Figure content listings
———

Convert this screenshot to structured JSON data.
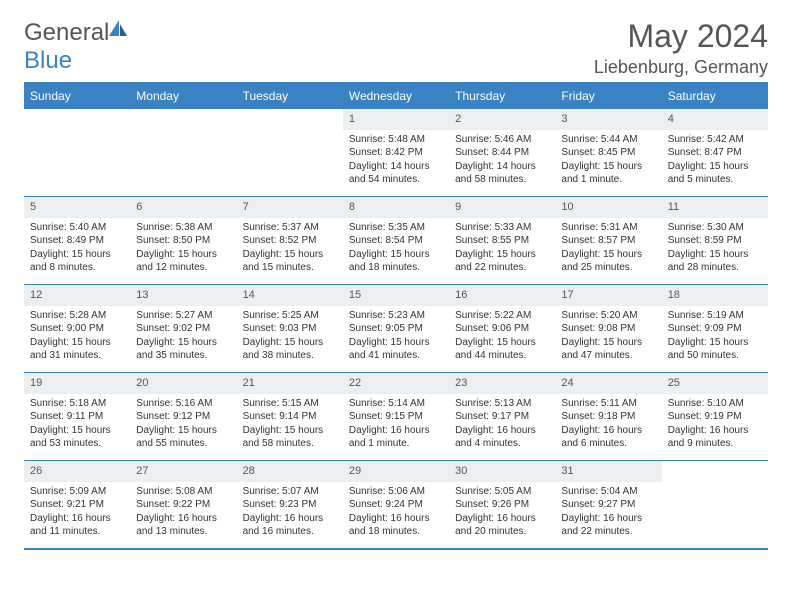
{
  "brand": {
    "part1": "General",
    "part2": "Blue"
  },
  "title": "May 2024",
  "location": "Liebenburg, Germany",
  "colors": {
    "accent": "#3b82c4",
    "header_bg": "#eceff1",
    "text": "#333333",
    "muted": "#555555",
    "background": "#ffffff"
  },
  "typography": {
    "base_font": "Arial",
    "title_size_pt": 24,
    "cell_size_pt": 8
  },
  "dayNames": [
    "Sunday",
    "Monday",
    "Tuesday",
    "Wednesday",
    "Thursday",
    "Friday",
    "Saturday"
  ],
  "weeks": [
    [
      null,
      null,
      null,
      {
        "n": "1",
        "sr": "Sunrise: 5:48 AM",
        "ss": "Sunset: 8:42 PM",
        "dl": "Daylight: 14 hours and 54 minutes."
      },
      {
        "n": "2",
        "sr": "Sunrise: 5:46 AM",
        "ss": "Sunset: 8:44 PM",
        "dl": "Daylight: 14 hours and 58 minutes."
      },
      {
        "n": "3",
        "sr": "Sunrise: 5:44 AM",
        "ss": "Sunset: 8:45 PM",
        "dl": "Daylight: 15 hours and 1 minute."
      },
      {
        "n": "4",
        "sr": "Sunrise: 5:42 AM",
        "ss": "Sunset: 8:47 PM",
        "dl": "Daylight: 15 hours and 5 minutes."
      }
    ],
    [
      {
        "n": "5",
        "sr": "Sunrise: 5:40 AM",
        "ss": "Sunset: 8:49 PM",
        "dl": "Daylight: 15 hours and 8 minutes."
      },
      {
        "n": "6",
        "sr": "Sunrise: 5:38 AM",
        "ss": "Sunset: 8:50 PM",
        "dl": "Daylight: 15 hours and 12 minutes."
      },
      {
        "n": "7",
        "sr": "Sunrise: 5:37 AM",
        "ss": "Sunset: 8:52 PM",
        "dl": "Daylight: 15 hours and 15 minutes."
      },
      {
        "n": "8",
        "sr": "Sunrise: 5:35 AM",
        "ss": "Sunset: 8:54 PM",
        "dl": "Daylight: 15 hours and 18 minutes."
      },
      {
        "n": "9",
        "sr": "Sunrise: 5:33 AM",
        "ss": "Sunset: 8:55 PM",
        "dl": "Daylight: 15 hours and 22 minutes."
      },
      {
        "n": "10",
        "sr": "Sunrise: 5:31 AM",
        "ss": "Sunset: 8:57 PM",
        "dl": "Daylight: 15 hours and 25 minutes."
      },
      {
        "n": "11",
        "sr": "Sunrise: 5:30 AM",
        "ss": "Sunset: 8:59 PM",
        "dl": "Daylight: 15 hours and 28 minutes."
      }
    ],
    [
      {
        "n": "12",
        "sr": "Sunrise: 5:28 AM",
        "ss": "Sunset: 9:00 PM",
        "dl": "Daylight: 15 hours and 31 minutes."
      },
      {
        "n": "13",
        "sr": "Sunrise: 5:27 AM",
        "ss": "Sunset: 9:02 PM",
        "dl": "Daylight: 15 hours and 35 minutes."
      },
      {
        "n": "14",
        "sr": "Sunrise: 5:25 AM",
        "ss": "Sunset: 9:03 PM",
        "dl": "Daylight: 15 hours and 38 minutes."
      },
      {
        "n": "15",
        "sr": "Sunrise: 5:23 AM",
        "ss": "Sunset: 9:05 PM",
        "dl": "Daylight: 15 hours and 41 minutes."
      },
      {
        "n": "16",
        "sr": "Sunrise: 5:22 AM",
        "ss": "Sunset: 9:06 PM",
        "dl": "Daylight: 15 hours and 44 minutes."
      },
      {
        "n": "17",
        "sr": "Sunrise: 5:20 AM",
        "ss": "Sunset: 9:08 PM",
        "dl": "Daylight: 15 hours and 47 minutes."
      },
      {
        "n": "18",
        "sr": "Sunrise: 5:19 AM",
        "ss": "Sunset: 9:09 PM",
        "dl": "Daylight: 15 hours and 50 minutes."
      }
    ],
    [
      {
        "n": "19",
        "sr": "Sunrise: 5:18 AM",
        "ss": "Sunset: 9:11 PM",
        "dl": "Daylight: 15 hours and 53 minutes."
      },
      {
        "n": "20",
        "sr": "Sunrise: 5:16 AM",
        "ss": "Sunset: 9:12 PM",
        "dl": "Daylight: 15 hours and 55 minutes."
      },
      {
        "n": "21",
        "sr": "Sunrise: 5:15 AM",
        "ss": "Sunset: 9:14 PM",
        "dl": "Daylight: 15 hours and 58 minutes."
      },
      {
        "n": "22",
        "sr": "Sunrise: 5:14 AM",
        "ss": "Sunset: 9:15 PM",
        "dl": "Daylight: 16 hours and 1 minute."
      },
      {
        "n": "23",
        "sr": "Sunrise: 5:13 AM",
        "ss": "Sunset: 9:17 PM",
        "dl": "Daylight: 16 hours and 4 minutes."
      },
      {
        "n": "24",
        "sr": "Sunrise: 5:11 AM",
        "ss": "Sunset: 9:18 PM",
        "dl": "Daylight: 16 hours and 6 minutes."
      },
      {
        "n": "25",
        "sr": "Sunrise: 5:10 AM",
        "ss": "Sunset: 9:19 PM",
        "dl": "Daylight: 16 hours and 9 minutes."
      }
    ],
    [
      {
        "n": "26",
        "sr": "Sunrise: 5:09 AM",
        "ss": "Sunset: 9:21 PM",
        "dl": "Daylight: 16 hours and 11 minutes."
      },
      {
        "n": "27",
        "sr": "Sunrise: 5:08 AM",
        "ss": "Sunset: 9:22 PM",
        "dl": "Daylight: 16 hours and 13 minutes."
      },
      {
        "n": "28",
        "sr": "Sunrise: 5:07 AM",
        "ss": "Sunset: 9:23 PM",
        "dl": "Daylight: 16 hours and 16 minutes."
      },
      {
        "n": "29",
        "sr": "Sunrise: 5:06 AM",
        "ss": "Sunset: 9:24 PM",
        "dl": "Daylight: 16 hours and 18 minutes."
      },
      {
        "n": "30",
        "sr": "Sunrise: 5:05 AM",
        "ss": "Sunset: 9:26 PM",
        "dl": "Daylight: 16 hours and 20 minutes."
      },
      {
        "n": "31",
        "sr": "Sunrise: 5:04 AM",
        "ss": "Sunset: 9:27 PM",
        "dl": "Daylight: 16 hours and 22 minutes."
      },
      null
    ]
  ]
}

———

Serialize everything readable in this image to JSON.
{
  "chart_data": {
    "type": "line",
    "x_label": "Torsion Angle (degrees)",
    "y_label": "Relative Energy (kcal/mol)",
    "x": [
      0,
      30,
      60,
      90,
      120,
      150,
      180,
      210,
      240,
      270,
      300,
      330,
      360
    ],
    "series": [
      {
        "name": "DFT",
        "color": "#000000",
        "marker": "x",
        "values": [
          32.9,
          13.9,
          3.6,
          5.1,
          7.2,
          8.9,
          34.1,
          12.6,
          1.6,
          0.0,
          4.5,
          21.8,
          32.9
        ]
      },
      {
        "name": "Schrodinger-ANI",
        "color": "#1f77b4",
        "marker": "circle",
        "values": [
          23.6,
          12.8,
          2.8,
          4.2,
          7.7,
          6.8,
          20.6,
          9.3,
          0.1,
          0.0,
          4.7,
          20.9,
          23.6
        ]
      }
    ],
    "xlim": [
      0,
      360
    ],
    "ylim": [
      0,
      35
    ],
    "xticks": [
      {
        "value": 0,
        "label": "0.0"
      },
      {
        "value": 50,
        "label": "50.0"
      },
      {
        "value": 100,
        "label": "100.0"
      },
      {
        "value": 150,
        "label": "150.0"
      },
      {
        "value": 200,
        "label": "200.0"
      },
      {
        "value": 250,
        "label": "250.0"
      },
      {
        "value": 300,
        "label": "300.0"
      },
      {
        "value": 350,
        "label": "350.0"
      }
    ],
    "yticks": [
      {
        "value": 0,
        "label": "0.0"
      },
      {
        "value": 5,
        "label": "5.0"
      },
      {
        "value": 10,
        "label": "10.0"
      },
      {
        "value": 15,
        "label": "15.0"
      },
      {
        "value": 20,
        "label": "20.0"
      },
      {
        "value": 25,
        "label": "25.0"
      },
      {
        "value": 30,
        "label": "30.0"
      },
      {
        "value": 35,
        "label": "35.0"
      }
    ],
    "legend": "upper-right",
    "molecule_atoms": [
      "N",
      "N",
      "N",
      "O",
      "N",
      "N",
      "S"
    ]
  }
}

———

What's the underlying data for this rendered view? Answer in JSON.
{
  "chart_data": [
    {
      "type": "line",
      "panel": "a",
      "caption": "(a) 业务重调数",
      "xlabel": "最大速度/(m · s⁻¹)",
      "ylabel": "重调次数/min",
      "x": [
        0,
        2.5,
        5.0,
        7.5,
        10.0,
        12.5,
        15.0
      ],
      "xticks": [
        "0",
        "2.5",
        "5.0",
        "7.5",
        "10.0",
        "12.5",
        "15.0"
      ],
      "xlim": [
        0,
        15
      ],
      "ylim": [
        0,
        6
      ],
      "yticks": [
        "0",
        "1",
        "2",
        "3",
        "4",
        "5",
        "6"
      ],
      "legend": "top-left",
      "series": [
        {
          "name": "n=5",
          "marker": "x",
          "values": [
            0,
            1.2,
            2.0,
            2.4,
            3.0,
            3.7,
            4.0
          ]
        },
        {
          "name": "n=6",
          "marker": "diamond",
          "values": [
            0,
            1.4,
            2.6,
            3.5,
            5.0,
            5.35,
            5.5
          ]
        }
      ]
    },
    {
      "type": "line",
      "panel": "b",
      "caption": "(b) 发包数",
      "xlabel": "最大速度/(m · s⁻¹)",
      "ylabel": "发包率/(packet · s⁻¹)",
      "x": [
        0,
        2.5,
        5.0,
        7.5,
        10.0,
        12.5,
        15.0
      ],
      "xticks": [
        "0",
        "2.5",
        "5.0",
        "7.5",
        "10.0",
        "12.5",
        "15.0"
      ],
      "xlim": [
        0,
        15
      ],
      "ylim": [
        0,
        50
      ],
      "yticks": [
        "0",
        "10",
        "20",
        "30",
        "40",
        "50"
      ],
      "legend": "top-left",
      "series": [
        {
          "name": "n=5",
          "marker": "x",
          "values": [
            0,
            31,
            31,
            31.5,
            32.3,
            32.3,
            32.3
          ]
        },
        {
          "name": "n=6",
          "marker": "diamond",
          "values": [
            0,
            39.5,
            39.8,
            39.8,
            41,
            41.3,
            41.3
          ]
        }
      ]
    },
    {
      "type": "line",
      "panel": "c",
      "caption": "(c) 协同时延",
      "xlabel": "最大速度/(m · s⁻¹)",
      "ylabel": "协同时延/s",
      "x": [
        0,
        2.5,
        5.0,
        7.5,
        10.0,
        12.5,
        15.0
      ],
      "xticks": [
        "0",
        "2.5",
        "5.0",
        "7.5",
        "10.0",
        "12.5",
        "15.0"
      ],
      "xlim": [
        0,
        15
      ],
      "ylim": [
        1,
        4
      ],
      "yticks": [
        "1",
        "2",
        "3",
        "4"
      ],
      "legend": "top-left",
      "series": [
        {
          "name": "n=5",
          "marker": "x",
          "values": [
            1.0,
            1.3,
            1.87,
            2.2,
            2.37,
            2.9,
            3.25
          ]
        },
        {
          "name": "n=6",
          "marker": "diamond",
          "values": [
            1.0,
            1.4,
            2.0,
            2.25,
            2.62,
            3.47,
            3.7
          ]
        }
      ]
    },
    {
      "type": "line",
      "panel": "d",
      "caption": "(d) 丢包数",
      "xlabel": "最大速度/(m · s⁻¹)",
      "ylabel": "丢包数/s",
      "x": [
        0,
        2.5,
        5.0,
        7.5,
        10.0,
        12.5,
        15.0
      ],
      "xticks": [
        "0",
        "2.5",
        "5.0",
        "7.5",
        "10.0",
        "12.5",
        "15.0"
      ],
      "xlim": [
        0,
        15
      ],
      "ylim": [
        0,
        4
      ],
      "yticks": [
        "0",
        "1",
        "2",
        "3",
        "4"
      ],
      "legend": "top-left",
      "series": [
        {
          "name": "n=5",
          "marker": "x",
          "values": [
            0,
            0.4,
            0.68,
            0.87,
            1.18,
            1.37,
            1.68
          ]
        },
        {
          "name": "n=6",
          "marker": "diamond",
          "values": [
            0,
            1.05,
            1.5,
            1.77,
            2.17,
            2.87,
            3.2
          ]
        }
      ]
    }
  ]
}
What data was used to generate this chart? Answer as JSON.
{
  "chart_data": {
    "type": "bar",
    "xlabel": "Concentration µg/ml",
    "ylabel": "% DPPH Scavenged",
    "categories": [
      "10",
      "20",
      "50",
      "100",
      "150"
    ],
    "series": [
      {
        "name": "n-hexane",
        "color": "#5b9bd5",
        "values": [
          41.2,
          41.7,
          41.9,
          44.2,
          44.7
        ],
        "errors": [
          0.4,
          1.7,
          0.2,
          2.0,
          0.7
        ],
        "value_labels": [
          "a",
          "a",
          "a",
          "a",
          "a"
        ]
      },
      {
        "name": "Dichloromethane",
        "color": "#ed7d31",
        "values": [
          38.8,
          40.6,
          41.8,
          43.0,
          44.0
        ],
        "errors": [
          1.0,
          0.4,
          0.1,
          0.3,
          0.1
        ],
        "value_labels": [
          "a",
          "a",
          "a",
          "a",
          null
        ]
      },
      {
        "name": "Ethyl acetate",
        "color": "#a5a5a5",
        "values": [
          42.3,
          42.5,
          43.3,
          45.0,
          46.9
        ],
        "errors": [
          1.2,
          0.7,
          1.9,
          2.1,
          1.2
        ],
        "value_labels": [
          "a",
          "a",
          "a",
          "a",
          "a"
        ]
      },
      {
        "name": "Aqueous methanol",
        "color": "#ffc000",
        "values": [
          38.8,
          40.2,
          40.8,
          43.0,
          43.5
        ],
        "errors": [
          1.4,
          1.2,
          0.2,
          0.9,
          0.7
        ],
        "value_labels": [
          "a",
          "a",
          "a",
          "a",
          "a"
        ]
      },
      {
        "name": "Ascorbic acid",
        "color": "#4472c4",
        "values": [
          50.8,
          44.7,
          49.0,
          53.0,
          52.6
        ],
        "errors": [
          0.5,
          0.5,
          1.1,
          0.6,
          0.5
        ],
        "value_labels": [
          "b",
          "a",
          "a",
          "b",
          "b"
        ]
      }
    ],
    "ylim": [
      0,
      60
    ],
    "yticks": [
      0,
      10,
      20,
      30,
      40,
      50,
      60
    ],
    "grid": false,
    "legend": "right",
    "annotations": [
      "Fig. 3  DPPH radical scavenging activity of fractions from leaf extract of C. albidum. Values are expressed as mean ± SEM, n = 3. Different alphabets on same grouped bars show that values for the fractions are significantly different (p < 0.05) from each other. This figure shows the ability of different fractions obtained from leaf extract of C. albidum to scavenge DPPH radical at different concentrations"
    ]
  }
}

———

**TASK:**
Scan the material above for the string "Answer" and return the lines that hold it.

**EXERCISE RESULT:**
What's the underlying data for this rendered view? Answer in JSON.
What data was used to generate this chart? Answer as JSON.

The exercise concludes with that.